• THE DATA
>>>

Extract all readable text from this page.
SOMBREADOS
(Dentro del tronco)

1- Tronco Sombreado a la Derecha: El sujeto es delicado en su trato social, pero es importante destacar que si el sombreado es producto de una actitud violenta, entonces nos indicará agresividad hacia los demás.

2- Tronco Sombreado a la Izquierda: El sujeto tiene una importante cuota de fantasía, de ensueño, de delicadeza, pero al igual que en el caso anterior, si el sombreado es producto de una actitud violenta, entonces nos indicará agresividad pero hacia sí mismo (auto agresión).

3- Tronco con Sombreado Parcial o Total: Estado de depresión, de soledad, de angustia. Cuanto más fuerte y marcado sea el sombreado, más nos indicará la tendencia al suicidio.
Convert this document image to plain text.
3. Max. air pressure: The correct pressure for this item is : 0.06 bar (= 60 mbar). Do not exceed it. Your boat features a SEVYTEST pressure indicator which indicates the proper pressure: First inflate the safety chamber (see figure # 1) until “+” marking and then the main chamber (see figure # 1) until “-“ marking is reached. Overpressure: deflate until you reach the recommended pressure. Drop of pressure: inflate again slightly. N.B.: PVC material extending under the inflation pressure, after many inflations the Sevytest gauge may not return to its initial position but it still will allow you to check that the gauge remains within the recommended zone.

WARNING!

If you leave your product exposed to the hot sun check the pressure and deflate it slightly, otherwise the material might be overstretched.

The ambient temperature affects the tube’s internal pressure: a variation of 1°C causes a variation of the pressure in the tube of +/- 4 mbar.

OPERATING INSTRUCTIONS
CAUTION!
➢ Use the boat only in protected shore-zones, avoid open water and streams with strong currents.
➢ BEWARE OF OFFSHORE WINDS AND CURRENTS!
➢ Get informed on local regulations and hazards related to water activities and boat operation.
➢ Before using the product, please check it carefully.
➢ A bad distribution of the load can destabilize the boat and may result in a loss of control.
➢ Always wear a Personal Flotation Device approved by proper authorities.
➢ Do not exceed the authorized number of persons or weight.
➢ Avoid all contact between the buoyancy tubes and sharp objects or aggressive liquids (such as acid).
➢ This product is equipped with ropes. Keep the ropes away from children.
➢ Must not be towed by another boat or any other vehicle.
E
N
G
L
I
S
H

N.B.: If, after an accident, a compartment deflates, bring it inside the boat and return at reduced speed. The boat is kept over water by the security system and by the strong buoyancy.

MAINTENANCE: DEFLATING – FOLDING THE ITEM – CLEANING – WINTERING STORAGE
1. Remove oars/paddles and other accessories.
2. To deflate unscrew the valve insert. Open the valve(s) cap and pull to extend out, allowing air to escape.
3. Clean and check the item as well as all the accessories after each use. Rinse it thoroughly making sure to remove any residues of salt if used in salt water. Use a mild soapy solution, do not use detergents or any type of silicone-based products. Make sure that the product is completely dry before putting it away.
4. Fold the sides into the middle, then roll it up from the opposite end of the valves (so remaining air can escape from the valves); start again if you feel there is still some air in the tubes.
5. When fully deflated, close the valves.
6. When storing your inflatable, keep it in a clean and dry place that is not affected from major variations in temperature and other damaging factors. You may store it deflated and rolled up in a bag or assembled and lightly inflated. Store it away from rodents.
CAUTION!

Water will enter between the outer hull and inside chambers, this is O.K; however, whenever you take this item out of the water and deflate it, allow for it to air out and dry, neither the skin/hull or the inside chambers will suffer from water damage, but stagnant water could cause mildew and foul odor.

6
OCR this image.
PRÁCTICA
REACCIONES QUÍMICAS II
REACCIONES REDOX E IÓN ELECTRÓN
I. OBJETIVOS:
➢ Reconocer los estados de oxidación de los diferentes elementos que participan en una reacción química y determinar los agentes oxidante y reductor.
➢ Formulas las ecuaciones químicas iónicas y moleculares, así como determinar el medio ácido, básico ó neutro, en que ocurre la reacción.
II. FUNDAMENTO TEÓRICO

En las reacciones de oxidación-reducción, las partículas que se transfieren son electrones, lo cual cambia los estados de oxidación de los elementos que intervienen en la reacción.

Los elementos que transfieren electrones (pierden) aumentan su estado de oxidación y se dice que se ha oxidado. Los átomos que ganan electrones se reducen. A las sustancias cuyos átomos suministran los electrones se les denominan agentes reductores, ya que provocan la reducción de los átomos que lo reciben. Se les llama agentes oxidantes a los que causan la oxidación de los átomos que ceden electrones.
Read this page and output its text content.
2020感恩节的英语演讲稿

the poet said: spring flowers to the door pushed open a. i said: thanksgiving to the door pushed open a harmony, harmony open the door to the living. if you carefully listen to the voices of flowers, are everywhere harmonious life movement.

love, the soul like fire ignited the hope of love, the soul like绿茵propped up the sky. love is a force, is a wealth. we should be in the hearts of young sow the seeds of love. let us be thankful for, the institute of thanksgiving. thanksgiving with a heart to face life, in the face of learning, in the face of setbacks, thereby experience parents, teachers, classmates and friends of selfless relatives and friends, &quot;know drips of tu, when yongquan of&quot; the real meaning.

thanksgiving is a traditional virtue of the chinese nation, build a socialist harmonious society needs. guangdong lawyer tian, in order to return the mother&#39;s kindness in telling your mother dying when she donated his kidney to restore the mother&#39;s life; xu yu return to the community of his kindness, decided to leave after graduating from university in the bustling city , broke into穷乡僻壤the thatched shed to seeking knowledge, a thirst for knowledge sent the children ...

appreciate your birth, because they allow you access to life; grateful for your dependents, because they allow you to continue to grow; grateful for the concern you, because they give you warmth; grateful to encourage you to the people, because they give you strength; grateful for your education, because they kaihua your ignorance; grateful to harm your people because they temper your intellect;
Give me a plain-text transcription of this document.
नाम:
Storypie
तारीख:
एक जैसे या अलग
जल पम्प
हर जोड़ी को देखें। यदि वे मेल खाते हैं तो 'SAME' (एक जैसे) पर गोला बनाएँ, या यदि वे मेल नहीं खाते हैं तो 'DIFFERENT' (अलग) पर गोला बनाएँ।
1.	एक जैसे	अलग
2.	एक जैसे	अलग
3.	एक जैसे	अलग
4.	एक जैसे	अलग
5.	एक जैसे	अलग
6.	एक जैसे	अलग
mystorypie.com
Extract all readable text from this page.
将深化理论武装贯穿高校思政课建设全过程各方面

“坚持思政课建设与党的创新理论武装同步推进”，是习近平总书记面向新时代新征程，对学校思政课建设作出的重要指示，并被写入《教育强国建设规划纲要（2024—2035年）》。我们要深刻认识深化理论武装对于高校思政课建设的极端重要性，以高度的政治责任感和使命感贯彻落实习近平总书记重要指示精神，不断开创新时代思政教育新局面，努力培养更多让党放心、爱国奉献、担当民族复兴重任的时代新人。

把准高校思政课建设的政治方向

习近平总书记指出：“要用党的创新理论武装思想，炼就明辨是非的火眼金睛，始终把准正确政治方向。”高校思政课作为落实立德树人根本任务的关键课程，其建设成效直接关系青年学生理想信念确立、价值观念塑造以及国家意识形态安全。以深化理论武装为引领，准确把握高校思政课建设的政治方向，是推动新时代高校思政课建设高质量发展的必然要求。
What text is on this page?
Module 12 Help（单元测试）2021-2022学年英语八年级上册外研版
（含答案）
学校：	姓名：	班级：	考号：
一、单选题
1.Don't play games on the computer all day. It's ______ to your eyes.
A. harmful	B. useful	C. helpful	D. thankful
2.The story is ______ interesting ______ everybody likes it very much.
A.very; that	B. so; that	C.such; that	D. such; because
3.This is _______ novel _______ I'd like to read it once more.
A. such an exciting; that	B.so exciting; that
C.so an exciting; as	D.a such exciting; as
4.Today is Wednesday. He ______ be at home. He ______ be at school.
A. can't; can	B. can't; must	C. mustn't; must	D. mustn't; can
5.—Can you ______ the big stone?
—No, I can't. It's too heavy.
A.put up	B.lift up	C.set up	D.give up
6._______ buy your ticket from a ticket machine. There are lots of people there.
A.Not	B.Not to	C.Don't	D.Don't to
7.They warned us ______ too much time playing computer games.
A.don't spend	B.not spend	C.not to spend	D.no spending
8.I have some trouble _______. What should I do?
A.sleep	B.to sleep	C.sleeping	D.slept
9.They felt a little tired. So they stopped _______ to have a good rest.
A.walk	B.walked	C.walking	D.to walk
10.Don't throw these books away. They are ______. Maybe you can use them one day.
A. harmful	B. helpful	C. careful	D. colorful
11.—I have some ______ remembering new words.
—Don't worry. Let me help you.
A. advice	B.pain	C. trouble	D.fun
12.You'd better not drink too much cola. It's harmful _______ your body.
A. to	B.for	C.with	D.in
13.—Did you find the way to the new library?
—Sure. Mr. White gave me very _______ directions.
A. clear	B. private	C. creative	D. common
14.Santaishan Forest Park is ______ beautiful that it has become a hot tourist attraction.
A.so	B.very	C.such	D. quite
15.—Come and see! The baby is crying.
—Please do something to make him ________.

<<<

• GIVEN REQUEST
Gather up every line from the listing above in which the word "importante" occurs.

• RESULT
1- Tronco Sombreado a la Derecha: El sujeto es delicado en su trato social, pero es importante destacar que si el sombreado es producto de una actitud violenta, entonces nos indicará agresividad hacia los demás.
2- Tronco Sombreado a la Izquierda: El sujeto tiene una importante cuota de fantasía, de ensueño, de delicadeza, pero al igual que en el caso anterior, si el sombreado es producto de una actitud violenta, entonces nos indicará agresividad pero hacia sí mismo (auto agresión).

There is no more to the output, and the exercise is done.